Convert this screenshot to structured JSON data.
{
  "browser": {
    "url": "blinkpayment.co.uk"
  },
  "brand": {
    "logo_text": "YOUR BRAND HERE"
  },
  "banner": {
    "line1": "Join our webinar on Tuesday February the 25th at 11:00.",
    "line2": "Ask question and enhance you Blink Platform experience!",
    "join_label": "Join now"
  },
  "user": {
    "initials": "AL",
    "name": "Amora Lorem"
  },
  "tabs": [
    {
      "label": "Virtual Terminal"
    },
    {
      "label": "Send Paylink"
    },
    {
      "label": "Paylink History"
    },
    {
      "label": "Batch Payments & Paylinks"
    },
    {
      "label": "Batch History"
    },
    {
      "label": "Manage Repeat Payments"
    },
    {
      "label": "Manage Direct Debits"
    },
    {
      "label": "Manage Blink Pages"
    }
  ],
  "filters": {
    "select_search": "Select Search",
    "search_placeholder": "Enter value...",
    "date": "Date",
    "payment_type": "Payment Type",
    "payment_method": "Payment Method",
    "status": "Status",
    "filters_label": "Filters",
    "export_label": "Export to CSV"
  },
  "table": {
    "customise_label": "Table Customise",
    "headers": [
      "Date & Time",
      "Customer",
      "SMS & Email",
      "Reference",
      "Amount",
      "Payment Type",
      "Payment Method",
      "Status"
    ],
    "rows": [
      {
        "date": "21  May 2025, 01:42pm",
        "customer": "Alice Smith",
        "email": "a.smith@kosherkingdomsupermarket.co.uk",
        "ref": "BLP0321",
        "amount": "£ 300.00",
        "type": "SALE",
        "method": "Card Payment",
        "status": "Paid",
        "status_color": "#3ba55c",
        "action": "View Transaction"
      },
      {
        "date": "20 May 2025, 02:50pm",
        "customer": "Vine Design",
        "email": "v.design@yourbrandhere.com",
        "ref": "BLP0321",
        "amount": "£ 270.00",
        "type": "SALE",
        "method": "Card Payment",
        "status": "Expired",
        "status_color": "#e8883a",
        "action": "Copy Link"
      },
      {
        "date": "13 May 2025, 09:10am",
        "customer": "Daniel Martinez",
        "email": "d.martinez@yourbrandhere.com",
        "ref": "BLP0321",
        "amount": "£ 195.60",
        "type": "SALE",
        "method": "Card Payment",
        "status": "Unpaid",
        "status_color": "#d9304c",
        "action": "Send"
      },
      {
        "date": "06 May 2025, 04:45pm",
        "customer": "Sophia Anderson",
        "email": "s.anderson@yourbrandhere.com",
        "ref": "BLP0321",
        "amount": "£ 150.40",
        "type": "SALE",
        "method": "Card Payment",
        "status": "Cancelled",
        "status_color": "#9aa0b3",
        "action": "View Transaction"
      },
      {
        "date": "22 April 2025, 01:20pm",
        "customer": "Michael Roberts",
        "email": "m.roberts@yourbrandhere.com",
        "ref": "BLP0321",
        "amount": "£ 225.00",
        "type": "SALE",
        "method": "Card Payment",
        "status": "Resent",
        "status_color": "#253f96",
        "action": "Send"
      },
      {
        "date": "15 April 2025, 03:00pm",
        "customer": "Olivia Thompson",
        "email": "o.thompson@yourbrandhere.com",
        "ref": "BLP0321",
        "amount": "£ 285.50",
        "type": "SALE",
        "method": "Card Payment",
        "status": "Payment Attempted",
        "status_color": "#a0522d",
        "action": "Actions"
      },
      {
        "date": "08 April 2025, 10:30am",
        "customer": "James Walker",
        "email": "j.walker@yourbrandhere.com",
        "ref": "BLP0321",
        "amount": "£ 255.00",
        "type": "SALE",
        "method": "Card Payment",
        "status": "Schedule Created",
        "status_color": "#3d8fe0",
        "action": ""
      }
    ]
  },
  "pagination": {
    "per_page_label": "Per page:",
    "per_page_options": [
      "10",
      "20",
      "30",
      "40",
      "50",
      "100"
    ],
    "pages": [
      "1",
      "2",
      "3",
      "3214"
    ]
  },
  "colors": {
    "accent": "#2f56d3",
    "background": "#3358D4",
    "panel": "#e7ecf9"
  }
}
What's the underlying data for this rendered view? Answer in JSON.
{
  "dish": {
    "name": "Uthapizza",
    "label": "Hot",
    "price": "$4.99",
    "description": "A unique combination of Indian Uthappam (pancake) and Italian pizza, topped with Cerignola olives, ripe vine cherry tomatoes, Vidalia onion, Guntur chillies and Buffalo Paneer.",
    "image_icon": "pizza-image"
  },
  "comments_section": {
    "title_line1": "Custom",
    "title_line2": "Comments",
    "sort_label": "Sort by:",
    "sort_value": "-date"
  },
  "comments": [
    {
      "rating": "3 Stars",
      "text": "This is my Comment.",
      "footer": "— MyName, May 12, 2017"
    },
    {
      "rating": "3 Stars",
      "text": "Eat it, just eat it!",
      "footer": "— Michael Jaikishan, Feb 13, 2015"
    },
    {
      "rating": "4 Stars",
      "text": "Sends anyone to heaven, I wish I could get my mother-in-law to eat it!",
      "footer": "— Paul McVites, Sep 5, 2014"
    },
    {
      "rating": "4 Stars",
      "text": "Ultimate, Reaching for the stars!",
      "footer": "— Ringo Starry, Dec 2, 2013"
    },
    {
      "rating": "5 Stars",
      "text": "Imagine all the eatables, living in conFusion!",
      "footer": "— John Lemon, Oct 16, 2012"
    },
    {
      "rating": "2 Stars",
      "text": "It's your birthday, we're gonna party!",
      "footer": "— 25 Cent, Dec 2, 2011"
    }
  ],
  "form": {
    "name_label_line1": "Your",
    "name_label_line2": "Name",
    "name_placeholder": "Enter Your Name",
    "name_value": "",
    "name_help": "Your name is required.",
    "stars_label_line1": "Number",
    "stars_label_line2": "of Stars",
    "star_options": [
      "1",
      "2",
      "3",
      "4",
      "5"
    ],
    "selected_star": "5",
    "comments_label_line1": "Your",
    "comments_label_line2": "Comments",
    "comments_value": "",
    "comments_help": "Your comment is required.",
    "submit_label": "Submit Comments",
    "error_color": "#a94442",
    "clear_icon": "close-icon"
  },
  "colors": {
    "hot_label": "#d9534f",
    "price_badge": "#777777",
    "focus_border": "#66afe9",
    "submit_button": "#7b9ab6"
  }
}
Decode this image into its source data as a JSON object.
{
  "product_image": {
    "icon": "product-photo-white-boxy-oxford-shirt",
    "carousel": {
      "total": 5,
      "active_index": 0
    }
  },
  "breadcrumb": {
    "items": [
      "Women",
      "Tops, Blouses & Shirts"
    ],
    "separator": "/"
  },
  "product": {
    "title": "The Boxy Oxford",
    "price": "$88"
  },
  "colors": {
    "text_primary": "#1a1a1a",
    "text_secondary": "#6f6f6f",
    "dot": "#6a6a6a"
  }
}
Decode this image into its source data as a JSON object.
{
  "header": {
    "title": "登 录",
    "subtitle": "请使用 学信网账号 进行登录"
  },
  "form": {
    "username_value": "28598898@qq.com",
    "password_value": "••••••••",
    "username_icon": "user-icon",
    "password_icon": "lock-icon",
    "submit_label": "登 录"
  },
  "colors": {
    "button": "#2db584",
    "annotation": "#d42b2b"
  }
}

:: SHORT PROBLEM ::
All entries must be repeated verbatim.

:: FULL SOLUTION ::
Convert this screenshot to structured JSON data.
{
  "browser": {
    "url": "blinkpayment.co.uk"
  },
  "brand": {
    "logo_text": "YOUR BRAND HERE"
  },
  "banner": {
    "line1": "Join our webinar on Tuesday February the 25th at 11:00.",
    "line2": "Ask question and enhance you Blink Platform experience!",
    "join_label": "Join now"
  },
  "user": {
    "initials": "AL",
    "name": "Amora Lorem"
  },
  "tabs": [
    {
      "label": "Virtual Terminal"
    },
    {
      "label": "Send Paylink"
    },
    {
      "label": "Paylink History"
    },
    {
      "label": "Batch Payments & Paylinks"
    },
    {
      "label": "Batch History"
    },
    {
      "label": "Manage Repeat Payments"
    },
    {
      "label": "Manage Direct Debits"
    },
    {
      "label": "Manage Blink Pages"
    }
  ],
  "filters": {
    "select_search": "Select Search",
    "search_placeholder": "Enter value...",
    "date": "Date",
    "payment_type": "Payment Type",
    "payment_method": "Payment Method",
    "status": "Status",
    "filters_label": "Filters",
    "export_label": "Export to CSV"
  },
  "table": {
    "customise_label": "Table Customise",
    "headers": [
      "Date & Time",
      "Customer",
      "SMS & Email",
      "Reference",
      "Amount",
      "Payment Type",
      "Payment Method",
      "Status"
    ],
    "rows": [
      {
        "date": "21  May 2025, 01:42pm",
        "customer": "Alice Smith",
        "email": "a.smith@kosherkingdomsupermarket.co.uk",
        "ref": "BLP0321",
        "amount": "£ 300.00",
        "type": "SALE",
        "method": "Card Payment",
        "status": "Paid",
        "status_color": "#3ba55c",
        "action": "View Transaction"
      },
      {
        "date": "20 May 2025, 02:50pm",
        "customer": "Vine Design",
        "email": "v.design@yourbrandhere.com",
        "ref": "BLP0321",
        "amount": "£ 270.00",
        "type": "SALE",
        "method": "Card Payment",
        "status": "Expired",
        "status_color": "#e8883a",
        "action": "Copy Link"
      },
      {
        "date": "13 May 2025, 09:10am",
        "customer": "Daniel Martinez",
        "email": "d.martinez@yourbrandhere.com",
        "ref": "BLP0321",
        "amount": "£ 195.60",
        "type": "SALE",
        "method": "Card Payment",
        "status": "Unpaid",
        "status_color": "#d9304c",
        "action": "Send"
      },
      {
        "date": "06 May 2025, 04:45pm",
        "customer": "Sophia Anderson",
        "email": "s.anderson@yourbrandhere.com",
        "ref": "BLP0321",
        "amount": "£ 150.40",
        "type": "SALE",
        "method": "Card Payment",
        "status": "Cancelled",
        "status_color": "#9aa0b3",
        "action": "View Transaction"
      },
      {
        "date": "22 April 2025, 01:20pm",
        "customer": "Michael Roberts",
        "email": "m.roberts@yourbrandhere.com",
        "ref": "BLP0321",
        "amount": "£ 225.00",
        "type": "SALE",
        "method": "Card Payment",
        "status": "Resent",
        "status_color": "#253f96",
        "action": "Send"
      },
      {
        "date": "15 April 2025, 03:00pm",
        "customer": "Olivia Thompson",
        "email": "o.thompson@yourbrandhere.com",
        "ref": "BLP0321",
        "amount": "£ 285.50",
        "type": "SALE",
        "method": "Card Payment",
        "status": "Payment Attempted",
        "status_color": "#a0522d",
        "action": "Actions"
      },
      {
        "date": "08 April 2025, 10:30am",
        "customer": "James Walker",
        "email": "j.walker@yourbrandhere.com",
        "ref": "BLP0321",
        "amount": "£ 255.00",
        "type": "SALE",
        "method": "Card Payment",
        "status": "Schedule Created",
        "status_color": "#3d8fe0",
        "action": ""
      }
    ]
  },
  "pagination": {
    "per_page_label": "Per page:",
    "per_page_options": [
      "10",
      "20",
      "30",
      "40",
      "50",
      "100"
    ],
    "pages": [
      "1",
      "2",
      "3",
      "3214"
    ]
  },
  "colors": {
    "accent": "#2f56d3",
    "background": "#3358D4",
    "panel": "#e7ecf9"
  }
}
What's the underlying data for this rendered view? Answer in JSON.
{
  "dish": {
    "name": "Uthapizza",
    "label": "Hot",
    "price": "$4.99",
    "description": "A unique combination of Indian Uthappam (pancake) and Italian pizza, topped with Cerignola olives, ripe vine cherry tomatoes, Vidalia onion, Guntur chillies and Buffalo Paneer.",
    "image_icon": "pizza-image"
  },
  "comments_section": {
    "title_line1": "Custom",
    "title_line2": "Comments",
    "sort_label": "Sort by:",
    "sort_value": "-date"
  },
  "comments": [
    {
      "rating": "3 Stars",
      "text": "This is my Comment.",
      "footer": "— MyName, May 12, 2017"
    },
    {
      "rating": "3 Stars",
      "text": "Eat it, just eat it!",
      "footer": "— Michael Jaikishan, Feb 13, 2015"
    },
    {
      "rating": "4 Stars",
      "text": "Sends anyone to heaven, I wish I could get my mother-in-law to eat it!",
      "footer": "— Paul McVites, Sep 5, 2014"
    },
    {
      "rating": "4 Stars",
      "text": "Ultimate, Reaching for the stars!",
      "footer": "— Ringo Starry, Dec 2, 2013"
    },
    {
      "rating": "5 Stars",
      "text": "Imagine all the eatables, living in conFusion!",
      "footer": "— John Lemon, Oct 16, 2012"
    },
    {
      "rating": "2 Stars",
      "text": "It's your birthday, we're gonna party!",
      "footer": "— 25 Cent, Dec 2, 2011"
    }
  ],
  "form": {
    "name_label_line1": "Your",
    "name_label_line2": "Name",
    "name_placeholder": "Enter Your Name",
    "name_value": "",
    "name_help": "Your name is required.",
    "stars_label_line1": "Number",
    "stars_label_line2": "of Stars",
    "star_options": [
      "1",
      "2",
      "3",
      "4",
      "5"
    ],
    "selected_star": "5",
    "comments_label_line1": "Your",
    "comments_label_line2": "Comments",
    "comments_value": "",
    "comments_help": "Your comment is required.",
    "submit_label": "Submit Comments",
    "error_color": "#a94442",
    "clear_icon": "close-icon"
  },
  "colors": {
    "hot_label": "#d9534f",
    "price_badge": "#777777",
    "focus_border": "#66afe9",
    "submit_button": "#7b9ab6"
  }
}
Decode this image into its source data as a JSON object.
{
  "product_image": {
    "icon": "product-photo-white-boxy-oxford-shirt",
    "carousel": {
      "total": 5,
      "active_index": 0
    }
  },
  "breadcrumb": {
    "items": [
      "Women",
      "Tops, Blouses & Shirts"
    ],
    "separator": "/"
  },
  "product": {
    "title": "The Boxy Oxford",
    "price": "$88"
  },
  "colors": {
    "text_primary": "#1a1a1a",
    "text_secondary": "#6f6f6f",
    "dot": "#6a6a6a"
  }
}
Decode this image into its source data as a JSON object.
{
  "header": {
    "title": "登 录",
    "subtitle": "请使用 学信网账号 进行登录"
  },
  "form": {
    "username_value": "28598898@qq.com",
    "password_value": "••••••••",
    "username_icon": "user-icon",
    "password_icon": "lock-icon",
    "submit_label": "登 录"
  },
  "colors": {
    "button": "#2db584",
    "annotation": "#d42b2b"
  }
}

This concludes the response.